**TEXTO**:
★ ★ ★ ★
A roda de batizandos, formada imediatamente após a celebração da missa, era diametralmente grande, pois a ela acorriam crianças da sede e de todos os povoados do município, conduzidos que eram por seus pais católicos na busca de livrar os filhos do paganismo, tornando-os cristãos.

O vínculo formado naquela roda de batismo era muito forte na fé. O ato do batismo, os santos óleos recebidos, o sinal da cruz assinalado na testa e no peito dos batizandos, a água benta derramada à luz da vela (vida) nas cabeças das crianças era tudo de uma simbologia emocionante e indescritível. Dali sairiam os novos cristãos. Mas, sobretudo, ali eram consolidados indestrutíveis os laços de compadrios e apadrinhamento, que eram fortes e muito respeitados, pois com eles expandia-se o conceito de família e compadres e afilhados passariam a pertencer a uma só família, independentemente da origem biológica.

De todos os celebrantes da Festa de São Sebastião que assisti, o Padre Heitor Piedade foi inegavelmente o melhor. Padre bonito, carismático, bonita voz e grande orador. Sua homilia todos os fiéis ouviam em absoluto silêncio e com muita atenção, pois era vibrante e emocionante.

Padre Heitor, tempos depois, deixou a batina. Casou-se, formou-se em Direito e é um renomado advogado, professor universitário, palestrante com vários livros publicados. Ainda vivo, reside no Rio de Janeiro.

Na parte vespertina, aproximadamente às 16 horas, formavam-se os fiéis em caudalosa procissão a se arrastar pelas ruas da cidade. O andor com o Santo, no final das filas, todo ornamentado com flores, cuidadosamente colhidas e arrumadas pelas irmãs da Congregação do Sagrado Coração de Jesus, que no trajeto teriam seu honroso espaço ao lado do andor, enfileiradas ladeando o Santo, com suas vistosas “Insígnias”, cordão de larga fita vermelha com o símbolo do Sagrado Coração de Jesus. Praticamente todas as senhoras católicas da comunidade pertenciam a essa congregação. Homenageio-as agora citando os nomes das feições que guardo na memória: Vó Esculástica, Dona Dica, Maria Carneiro, Dona Furtado. Ao lado da minha mãe, que também ostentava sua insígnia, eu acompanhava todo o trajeto da procissão. Atrás do andor vinha a orquestra tocando os hinos, marcando o compasso pelo grande “tuba” que me prendia à atenção, por ser um instrumento que fugia à anatomia dos demais.
★ ★ ★ ★
**LINHAS DE DADOS**:
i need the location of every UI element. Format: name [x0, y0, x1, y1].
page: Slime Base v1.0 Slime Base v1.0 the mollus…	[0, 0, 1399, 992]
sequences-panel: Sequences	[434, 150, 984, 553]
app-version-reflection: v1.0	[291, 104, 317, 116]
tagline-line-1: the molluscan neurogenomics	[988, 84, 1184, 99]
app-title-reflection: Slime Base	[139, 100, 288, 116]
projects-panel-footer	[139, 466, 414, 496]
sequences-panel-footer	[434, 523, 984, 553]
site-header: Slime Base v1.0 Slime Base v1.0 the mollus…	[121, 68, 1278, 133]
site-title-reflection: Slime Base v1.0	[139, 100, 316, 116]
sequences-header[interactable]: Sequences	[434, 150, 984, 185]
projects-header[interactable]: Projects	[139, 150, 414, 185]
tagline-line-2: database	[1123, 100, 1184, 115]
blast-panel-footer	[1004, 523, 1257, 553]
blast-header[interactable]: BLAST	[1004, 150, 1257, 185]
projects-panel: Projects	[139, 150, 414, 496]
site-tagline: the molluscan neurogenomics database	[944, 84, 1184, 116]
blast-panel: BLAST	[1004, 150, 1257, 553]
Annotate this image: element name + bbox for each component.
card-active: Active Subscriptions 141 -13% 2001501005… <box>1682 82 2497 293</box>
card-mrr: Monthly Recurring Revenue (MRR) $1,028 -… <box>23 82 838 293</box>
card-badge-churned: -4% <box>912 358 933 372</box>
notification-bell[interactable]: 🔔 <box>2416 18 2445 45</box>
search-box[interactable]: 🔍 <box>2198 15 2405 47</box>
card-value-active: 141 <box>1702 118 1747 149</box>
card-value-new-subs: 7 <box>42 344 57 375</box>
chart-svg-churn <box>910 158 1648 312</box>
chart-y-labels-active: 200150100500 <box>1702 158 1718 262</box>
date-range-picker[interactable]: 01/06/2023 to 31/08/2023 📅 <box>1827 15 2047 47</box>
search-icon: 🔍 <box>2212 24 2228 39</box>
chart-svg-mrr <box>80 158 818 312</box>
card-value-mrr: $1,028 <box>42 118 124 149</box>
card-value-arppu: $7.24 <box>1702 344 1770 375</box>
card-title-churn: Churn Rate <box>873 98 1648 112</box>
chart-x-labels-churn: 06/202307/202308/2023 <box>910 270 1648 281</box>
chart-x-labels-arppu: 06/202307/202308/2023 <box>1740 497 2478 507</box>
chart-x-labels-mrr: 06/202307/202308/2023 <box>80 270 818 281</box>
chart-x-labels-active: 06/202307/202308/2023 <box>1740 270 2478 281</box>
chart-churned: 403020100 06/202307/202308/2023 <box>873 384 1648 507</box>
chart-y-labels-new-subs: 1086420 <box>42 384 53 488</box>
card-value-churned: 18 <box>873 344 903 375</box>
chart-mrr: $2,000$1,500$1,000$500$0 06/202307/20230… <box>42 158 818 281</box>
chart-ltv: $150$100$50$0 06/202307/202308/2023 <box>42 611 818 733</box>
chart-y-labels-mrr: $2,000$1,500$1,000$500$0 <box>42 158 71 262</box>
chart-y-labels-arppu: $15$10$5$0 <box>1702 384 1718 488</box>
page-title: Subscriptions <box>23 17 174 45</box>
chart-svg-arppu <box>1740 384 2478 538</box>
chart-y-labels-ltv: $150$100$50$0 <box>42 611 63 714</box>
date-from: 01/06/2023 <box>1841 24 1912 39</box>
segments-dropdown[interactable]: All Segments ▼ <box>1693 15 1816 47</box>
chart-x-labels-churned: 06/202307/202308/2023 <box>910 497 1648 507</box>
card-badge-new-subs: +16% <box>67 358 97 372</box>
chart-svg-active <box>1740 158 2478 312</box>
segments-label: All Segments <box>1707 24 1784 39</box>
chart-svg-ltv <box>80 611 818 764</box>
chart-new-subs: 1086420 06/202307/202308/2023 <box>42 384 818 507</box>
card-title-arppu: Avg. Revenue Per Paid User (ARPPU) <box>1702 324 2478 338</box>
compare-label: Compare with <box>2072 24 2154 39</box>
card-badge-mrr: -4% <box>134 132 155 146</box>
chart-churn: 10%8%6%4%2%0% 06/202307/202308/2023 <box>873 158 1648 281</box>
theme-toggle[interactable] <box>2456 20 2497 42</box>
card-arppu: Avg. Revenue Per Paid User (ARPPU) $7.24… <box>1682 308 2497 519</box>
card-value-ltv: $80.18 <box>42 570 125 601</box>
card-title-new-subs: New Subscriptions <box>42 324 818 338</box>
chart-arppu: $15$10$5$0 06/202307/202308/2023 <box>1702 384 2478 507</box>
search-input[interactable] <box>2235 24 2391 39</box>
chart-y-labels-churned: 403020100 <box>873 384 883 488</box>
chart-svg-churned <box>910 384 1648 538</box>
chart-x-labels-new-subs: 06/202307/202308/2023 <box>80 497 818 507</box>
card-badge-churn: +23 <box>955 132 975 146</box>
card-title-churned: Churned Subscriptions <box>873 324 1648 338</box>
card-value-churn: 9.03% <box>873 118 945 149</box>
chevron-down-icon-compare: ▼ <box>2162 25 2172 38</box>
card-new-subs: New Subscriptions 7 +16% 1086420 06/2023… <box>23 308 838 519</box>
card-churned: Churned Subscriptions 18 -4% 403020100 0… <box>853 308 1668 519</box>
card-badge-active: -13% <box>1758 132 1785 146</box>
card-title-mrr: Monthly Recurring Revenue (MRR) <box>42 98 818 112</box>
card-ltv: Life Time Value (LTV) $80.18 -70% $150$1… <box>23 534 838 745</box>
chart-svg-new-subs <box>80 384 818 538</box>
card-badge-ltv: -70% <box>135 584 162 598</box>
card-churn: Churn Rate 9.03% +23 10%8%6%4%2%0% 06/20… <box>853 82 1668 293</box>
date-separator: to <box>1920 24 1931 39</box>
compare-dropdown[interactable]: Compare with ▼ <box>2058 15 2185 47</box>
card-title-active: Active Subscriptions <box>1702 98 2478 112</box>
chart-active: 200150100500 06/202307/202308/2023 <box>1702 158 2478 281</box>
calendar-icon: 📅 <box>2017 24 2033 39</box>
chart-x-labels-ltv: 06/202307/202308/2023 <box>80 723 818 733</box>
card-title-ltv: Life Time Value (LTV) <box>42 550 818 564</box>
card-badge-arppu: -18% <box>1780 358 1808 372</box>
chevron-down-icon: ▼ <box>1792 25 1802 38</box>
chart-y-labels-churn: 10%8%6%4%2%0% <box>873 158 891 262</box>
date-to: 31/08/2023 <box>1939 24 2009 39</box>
★ ★ ★ ★
**SUA TAREFA**:
Responda, com base no texto sobre a Festa de São Sebastião:
1. Por volta de que horas os fiéis se reuniam para a procissão?
2. Em que cidade o Padre Heitor Piedade mora hoje?
3. Quem colhia e arrumava as flores do andor do Santo?
As linhas são um material à parte, sem ligação com o texto.

**RESPOSTA DA TAREFA**:
1. Aproximadamente às 16 horas.
2. No Rio de Janeiro.
3. As irmãs da Congregação do Sagrado Coração de Jesus.